[Records for the exercise]
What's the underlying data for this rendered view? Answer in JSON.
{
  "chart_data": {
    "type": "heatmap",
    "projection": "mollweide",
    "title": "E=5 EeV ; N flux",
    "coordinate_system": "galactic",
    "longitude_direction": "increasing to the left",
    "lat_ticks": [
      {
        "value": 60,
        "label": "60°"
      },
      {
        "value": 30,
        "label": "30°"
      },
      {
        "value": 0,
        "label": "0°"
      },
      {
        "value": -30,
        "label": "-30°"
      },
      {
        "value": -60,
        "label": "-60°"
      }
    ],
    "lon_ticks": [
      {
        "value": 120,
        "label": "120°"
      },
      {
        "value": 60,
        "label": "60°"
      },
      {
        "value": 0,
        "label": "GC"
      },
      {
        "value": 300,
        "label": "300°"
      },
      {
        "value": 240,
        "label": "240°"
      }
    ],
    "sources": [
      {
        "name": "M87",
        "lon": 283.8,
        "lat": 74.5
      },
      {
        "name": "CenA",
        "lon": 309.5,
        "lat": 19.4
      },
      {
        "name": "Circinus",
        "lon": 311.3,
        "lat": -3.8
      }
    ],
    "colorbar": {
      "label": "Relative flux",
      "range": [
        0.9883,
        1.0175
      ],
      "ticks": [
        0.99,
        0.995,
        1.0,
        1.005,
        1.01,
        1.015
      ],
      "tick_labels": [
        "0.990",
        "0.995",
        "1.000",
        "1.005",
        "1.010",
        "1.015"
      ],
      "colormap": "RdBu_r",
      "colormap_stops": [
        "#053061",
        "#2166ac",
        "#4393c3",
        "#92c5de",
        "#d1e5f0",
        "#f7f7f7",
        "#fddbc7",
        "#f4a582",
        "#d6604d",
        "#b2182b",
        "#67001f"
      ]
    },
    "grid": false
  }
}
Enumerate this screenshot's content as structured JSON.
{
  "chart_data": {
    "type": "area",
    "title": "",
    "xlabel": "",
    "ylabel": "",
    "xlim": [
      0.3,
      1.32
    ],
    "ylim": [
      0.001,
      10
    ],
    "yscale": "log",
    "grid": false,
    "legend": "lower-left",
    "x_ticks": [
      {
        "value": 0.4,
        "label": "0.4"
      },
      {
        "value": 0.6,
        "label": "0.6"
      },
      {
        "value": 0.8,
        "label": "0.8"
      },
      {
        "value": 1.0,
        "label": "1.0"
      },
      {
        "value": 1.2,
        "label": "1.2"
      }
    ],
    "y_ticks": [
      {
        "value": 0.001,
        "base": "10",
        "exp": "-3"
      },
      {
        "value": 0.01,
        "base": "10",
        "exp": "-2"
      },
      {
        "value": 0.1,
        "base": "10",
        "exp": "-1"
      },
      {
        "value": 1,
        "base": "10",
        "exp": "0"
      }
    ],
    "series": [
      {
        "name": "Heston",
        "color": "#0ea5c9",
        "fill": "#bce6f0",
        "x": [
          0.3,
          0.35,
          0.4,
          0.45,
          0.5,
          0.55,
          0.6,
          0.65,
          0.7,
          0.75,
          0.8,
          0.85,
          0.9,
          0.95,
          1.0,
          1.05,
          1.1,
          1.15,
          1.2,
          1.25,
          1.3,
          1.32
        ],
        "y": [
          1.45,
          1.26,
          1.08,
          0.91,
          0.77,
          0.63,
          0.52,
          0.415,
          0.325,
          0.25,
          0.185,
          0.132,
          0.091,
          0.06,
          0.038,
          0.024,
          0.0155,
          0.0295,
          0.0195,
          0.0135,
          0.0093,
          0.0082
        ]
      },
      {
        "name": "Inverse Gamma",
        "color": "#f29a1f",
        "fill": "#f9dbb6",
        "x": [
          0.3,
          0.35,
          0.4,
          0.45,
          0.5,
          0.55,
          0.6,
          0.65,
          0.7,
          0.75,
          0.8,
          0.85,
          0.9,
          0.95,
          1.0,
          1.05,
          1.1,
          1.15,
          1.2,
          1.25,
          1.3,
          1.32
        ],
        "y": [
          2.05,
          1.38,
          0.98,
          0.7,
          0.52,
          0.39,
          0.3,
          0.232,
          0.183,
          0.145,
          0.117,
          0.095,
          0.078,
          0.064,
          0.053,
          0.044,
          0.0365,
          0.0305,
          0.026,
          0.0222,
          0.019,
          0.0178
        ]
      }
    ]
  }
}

[Problem description]
Pull every line containing "name" from the material above.

[Answer to the task]
        "name": "M87",
        "name": "CenA",
        "name": "Circinus",
        "name": "Heston",
        "name": "Inverse Gamma",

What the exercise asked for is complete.